[GIVEN TEXT start]

Before any other step, call getApp({app_id}) and read these fields:

  * appLevelCustomVariables — dynamic generators and static fixtures pre-configured by the dev, shared across every suite for this app. Common shapes:
      - genUserId, genProductName (JS functions returning fresh entropy per run, e.g. `alice_<rand1-10000>`)
      - staticUser (a fixed user the dev wants tests to use)
      - zeroQuantity, negativePrice, invalidUser (static fixtures for validation tests)
    PREFER these over inventing your own JS-function in `extract`. They're the dev's authoritative dynamic-input set — using them in POST/PUT/PATCH bodies via `{{varName}}` means each replay hits a fresh row, sidestepping duplicate-key errors. Inventing a parallel generator with the same intent risks name-collision rejection (see Name-collision check below).
  * auth — the auth shape suites must satisfy (header / cookie / oauth / none).
  * ignoreEndpoints, rateLimit, timeout — runtime knobs that shape what assertions can hold.

If a relevant `gen*` already exists in appLevelCustomVariables, ALWAYS reference it via `{{name}}` rather than authoring a parallel one. The dev configured it for a reason.

═══════════════════════════════════════════════════════════════════
BEFORE CREATING — check for duplicates AND for existing recordings:
═══════════════════════════════════════════════════════════════════

A (app_id, branch_id) tuple holds at most one suite per scenario, AND if the dev has already captured the relevant traffic via `keploy record`, you should seed from that recording instead of curling the app fresh. Two bounded checks before create_test_suite:

(1) Duplicate-suite check — call listTestSuites({app_id, branch_id, q: "<scenario-keyword>"}) where <scenario-keyword> is a substring of the name you're about to author (e.g. "checkout", "auth"). The server filters by name regex, so the response is bounded to relevant matches regardless of how many suites the app has. If you can't pick a keyword (the dev's intent is vague), call with page_size=20 and NO q, then scan the first page only — DON'T paginate further.
    Match by name (case-insensitive) AND by intent. If any existing suite covers the same scenario:
      - Same scenario, refresh wanted → call update_test_suite (preserves history) or delete_test_suite + create_test_suite (loses history).

[GIVEN TEXT end]
[MATERIAL SUPPLIED start]

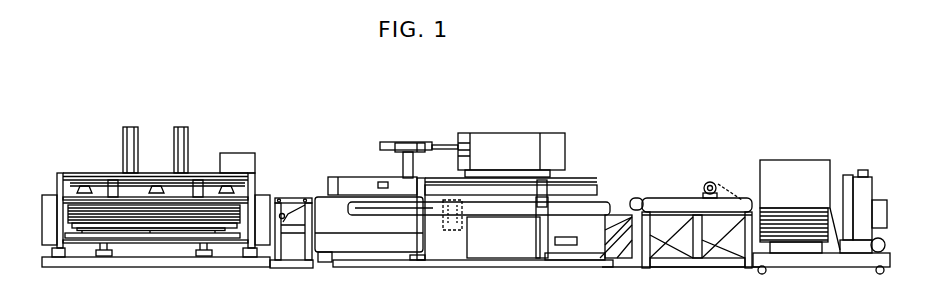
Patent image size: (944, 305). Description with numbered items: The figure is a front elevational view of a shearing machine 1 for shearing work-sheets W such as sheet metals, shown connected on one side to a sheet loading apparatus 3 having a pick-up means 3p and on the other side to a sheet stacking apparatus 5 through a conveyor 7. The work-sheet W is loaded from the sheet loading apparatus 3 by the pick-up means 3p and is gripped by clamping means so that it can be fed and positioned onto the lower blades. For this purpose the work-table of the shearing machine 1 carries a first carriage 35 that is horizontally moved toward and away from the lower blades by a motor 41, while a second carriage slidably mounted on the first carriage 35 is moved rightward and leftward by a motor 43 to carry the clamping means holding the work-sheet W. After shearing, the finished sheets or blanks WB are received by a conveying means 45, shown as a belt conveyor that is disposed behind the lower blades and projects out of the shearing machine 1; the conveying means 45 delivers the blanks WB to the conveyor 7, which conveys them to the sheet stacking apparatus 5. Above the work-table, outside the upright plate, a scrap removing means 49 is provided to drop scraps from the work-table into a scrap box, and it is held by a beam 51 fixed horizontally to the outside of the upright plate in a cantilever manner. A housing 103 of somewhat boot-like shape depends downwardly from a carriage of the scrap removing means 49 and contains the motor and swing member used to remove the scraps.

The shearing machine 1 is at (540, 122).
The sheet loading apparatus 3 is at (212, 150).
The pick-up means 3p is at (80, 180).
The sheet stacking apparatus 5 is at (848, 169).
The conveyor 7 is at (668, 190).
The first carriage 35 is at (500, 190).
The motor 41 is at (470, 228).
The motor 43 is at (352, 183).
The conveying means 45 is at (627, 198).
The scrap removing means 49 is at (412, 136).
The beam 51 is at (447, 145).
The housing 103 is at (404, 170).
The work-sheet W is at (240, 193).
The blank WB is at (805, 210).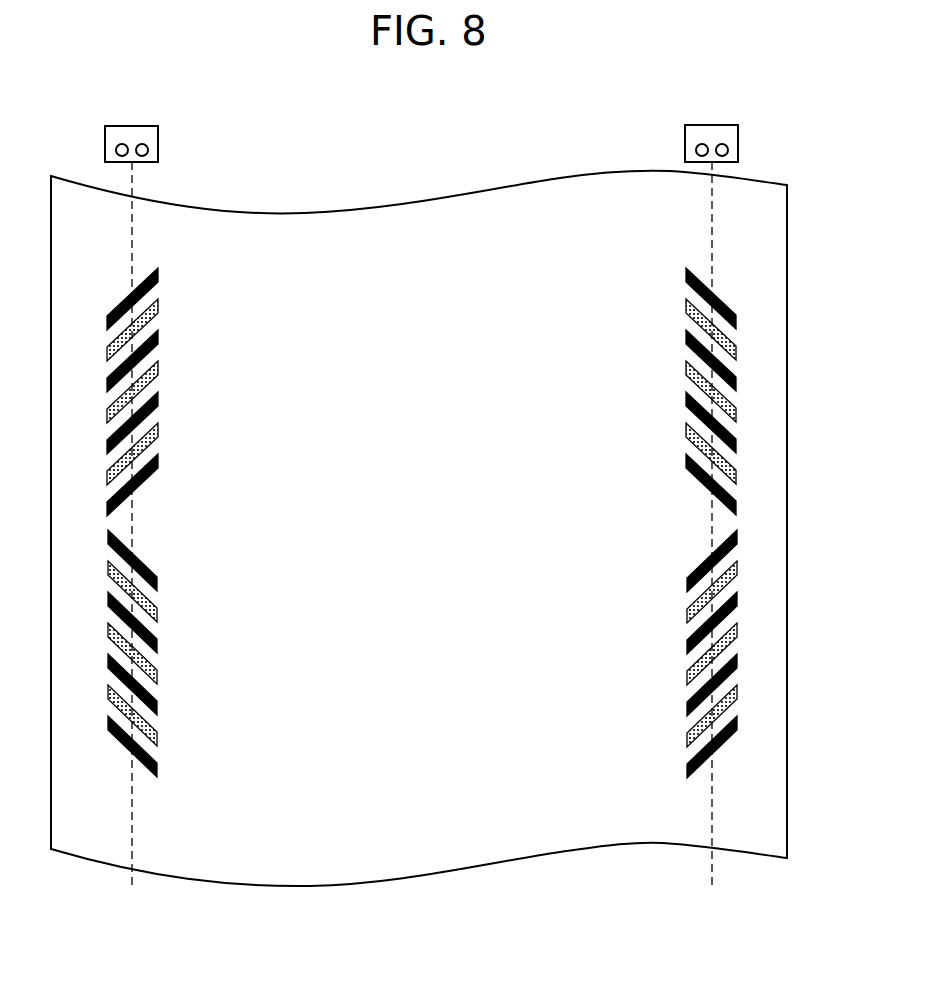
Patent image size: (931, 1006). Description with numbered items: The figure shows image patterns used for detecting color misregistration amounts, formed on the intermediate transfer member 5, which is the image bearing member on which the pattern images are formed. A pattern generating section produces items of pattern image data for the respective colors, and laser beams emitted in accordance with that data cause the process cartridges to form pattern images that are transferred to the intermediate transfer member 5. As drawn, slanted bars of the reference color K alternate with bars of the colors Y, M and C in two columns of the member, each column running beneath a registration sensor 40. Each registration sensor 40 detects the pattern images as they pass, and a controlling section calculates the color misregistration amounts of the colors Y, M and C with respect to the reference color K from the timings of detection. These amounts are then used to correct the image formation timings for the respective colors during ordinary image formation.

[MATERIAL SUPPLIED end]
[MATERIAL SUPPLIED start]

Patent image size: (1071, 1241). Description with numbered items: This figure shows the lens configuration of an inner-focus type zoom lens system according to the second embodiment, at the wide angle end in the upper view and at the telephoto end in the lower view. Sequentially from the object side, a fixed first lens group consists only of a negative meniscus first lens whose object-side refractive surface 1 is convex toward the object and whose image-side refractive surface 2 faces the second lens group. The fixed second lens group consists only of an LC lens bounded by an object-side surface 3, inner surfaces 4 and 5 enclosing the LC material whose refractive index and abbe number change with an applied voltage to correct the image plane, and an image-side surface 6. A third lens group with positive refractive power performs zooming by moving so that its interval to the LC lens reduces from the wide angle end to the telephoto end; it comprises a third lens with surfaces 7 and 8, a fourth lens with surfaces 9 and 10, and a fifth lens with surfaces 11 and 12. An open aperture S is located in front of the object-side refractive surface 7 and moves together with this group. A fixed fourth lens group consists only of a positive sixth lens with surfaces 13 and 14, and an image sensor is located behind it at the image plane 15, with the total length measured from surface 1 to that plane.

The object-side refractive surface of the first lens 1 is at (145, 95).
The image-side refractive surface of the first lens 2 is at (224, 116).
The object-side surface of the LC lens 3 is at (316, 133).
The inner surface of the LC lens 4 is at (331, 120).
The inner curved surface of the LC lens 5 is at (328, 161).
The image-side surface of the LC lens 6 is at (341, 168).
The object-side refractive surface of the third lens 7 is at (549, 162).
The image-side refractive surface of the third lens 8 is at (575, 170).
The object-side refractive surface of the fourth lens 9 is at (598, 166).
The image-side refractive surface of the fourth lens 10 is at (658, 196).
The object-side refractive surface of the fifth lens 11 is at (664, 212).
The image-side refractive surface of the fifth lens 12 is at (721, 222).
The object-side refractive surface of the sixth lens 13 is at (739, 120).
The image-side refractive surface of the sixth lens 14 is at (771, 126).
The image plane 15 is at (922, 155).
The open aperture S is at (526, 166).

[MATERIAL SUPPLIED end]
[MATERIAL SUPPLIED start]

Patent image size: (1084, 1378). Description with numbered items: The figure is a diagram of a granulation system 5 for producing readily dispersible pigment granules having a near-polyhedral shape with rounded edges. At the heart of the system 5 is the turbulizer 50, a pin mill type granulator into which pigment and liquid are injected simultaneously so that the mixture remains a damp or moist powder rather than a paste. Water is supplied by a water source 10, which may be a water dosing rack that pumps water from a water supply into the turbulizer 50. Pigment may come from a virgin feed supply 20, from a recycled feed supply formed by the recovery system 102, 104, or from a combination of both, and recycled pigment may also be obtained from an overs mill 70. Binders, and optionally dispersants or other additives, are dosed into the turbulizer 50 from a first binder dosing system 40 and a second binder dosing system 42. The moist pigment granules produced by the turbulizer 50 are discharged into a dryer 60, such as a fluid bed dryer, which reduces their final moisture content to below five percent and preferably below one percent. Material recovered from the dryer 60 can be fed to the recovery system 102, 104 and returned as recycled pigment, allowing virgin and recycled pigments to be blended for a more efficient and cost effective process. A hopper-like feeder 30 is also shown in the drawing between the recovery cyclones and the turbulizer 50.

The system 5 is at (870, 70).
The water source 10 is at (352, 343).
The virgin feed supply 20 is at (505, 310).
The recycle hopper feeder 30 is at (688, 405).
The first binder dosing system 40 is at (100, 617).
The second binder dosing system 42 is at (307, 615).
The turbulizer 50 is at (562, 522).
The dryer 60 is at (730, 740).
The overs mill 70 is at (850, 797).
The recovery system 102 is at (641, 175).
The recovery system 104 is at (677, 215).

[MATERIAL SUPPLIED end]

## [GOALS]
1. Answer these questions about the setup instructions:
(a) Which call comes before any other step?
(b) Which auth shapes do the setup instructions list?
(c) In the duplicate-suite check, what page_size is used when no keyword can be picked?
2. Continue the setup instructions from their last sentence.

## [PER-TASK OUTPUTS]
1.
(a) getApp({app_id})
(b) Header, cookie, oauth, and none
(c) page_size=20

2.
      - Adjacent but distinct scenario (e.g. "checkout with discount" vs "checkout without discount") → create with a name that distinguishes them clearly.

(2) Recording-reuse check — call listRecordings({app_id, limit: 10}) to fetch the 10 most recent `keploy record` sessions. Recordings cluster by scenario; the top 10 cover what's likely relevant — DON'T paginate the full history. For any recording whose name/timestamp suggests it covers the scenario you're authoring, call download_recording({app_id, test_set_id}) to pull its captured test cases (real request/response pairs from the live app). Seed your steps_json from those test cases — convert each one into a step (method/url/headers/body → request fields; recorded response → step's `response` field). This is more faithful than re-curling and saves the dev's time.
    If no recent recording covers the scenario, fall through to the normal validate-locally-before-inserting flow (curl each endpoint yourself).

(3) Only after both checks → proceed with create_test_suite.

Skipping (1) leaves the dev with two suites covering the same flow — confusing reports, double rerecord cost, and orphaned sandbox tests on whichever suite they stop using. Skipping (2) re-curls endpoints whose traffic the dev already captured.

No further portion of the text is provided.